DIRECTIONS – Rewrite the listing from its first line through the line that contains "380, 153, 386]", changing every "Density" to "Frequency" and leaving everything else as it is.

RECORDED DATA –
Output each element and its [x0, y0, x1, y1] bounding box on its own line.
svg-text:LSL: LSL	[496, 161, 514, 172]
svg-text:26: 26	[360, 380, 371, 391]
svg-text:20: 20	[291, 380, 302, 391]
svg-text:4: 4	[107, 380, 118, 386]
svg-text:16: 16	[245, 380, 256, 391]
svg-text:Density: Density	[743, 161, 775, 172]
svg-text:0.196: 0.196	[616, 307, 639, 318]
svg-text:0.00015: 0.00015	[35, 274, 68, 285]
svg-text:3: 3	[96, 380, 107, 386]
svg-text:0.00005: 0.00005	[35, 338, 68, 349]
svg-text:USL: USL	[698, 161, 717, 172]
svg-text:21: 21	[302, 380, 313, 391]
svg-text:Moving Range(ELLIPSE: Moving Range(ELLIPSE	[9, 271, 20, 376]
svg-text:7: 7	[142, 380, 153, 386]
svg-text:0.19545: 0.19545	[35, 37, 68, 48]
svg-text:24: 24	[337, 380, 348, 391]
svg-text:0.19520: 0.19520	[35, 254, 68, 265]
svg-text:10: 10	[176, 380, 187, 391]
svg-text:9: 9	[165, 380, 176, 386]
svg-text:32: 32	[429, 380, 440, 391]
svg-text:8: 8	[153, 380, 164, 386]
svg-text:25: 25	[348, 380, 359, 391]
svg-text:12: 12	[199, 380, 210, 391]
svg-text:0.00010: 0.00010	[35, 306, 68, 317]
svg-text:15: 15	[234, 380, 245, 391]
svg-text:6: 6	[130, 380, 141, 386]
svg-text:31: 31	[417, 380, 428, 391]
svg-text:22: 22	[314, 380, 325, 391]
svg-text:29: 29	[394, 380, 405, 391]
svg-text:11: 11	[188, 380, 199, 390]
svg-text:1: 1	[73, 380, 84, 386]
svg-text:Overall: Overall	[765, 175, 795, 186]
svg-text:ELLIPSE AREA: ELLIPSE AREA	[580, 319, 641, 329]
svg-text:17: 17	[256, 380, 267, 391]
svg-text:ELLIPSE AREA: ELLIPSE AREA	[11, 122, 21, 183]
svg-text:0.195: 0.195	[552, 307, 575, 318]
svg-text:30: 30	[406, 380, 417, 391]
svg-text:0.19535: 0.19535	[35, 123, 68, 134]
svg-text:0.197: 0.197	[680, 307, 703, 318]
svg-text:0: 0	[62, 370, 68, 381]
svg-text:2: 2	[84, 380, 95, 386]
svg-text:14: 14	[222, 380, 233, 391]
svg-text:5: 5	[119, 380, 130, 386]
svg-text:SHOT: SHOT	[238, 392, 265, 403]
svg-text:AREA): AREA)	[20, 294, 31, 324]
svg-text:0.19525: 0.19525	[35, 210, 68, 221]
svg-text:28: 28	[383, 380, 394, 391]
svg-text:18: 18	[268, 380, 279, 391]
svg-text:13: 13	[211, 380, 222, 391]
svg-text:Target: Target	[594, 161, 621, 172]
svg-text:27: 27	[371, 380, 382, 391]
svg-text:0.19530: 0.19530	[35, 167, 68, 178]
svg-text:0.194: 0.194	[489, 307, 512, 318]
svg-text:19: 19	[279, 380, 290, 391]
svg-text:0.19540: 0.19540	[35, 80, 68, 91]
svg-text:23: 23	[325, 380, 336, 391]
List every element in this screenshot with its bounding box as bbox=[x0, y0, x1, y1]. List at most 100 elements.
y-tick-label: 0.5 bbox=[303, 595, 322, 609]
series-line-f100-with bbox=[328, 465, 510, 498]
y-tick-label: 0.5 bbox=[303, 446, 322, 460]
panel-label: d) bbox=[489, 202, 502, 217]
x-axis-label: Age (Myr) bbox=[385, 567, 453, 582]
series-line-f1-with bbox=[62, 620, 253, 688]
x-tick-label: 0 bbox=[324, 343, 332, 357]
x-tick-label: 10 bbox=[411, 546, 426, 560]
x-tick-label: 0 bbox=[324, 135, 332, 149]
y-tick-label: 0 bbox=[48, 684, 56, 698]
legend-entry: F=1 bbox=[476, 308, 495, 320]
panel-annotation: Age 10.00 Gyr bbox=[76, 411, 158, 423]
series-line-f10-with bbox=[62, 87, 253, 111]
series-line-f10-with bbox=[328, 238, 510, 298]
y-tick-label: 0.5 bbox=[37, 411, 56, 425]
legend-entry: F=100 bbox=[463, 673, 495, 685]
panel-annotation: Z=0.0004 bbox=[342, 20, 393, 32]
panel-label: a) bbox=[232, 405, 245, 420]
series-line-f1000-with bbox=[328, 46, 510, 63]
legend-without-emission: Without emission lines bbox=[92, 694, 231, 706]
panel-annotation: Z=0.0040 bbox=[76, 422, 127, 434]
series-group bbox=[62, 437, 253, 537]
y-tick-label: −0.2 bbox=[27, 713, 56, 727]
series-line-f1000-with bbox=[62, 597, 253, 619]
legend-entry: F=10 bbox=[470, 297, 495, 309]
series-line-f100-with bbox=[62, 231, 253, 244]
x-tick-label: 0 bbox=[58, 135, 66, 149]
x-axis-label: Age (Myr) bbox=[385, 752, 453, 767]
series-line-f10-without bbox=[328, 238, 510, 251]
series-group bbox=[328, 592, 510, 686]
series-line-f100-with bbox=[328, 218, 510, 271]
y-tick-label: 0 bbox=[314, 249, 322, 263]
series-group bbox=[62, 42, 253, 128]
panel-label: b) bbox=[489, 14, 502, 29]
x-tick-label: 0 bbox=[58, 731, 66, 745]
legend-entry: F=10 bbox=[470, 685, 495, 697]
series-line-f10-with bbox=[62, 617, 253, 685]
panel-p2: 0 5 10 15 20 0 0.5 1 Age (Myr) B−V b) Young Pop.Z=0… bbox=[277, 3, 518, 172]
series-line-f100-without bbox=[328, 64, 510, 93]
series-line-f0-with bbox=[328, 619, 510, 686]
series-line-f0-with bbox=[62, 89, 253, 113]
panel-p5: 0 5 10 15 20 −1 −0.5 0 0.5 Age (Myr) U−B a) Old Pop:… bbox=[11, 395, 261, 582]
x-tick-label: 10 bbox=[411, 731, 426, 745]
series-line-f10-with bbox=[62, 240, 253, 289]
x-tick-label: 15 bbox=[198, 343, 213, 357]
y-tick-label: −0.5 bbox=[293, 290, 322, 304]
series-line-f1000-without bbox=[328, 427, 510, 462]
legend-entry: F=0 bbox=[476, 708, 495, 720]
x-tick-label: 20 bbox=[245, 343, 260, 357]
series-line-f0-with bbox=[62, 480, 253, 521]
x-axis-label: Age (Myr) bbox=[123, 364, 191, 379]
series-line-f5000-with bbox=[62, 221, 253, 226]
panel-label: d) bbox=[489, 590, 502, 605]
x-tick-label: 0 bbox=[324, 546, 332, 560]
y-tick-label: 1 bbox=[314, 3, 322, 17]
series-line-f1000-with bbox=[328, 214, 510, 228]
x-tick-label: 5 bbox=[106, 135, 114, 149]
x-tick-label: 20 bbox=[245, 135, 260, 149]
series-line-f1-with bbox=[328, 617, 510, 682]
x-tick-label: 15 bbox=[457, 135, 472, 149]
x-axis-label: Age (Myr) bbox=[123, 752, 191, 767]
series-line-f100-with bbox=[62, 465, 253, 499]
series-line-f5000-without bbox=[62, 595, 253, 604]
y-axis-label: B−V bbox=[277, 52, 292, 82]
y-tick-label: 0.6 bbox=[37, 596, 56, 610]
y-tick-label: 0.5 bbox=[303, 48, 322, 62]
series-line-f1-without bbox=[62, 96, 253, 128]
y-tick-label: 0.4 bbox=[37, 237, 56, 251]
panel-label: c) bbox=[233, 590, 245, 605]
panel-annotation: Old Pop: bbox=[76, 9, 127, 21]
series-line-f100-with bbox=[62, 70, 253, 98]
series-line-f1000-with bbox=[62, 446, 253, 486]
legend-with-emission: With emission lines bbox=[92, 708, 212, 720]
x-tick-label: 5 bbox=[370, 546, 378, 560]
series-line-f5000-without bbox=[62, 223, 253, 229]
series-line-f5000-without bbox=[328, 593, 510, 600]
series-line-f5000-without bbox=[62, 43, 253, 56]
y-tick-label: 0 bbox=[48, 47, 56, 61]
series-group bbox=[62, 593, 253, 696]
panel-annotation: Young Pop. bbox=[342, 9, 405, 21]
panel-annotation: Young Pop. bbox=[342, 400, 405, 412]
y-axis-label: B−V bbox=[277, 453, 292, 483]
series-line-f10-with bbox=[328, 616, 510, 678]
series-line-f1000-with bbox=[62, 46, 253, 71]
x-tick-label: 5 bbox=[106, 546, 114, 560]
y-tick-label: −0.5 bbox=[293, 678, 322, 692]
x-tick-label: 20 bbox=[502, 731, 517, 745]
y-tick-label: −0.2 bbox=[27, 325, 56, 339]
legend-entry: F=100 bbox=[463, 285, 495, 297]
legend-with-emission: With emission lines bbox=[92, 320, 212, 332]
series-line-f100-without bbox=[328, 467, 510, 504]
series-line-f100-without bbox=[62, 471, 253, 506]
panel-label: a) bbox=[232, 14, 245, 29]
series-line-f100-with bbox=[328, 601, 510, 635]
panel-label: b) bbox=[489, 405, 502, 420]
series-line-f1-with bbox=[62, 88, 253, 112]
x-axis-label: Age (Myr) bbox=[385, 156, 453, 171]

WRITTEN RESPONSE –
Output each element and its [x0, y0, x1, y1] bounding box on its own line.
svg-text:LSL: LSL	[496, 161, 514, 172]
svg-text:26: 26	[360, 380, 371, 391]
svg-text:20: 20	[291, 380, 302, 391]
svg-text:4: 4	[107, 380, 118, 386]
svg-text:16: 16	[245, 380, 256, 391]
svg-text:Frequency: Frequency	[743, 161, 775, 172]
svg-text:0.196: 0.196	[616, 307, 639, 318]
svg-text:0.00015: 0.00015	[35, 274, 68, 285]
svg-text:3: 3	[96, 380, 107, 386]
svg-text:0.00005: 0.00005	[35, 338, 68, 349]
svg-text:USL: USL	[698, 161, 717, 172]
svg-text:21: 21	[302, 380, 313, 391]
svg-text:Moving Range(ELLIPSE: Moving Range(ELLIPSE	[9, 271, 20, 376]
svg-text:7: 7	[142, 380, 153, 386]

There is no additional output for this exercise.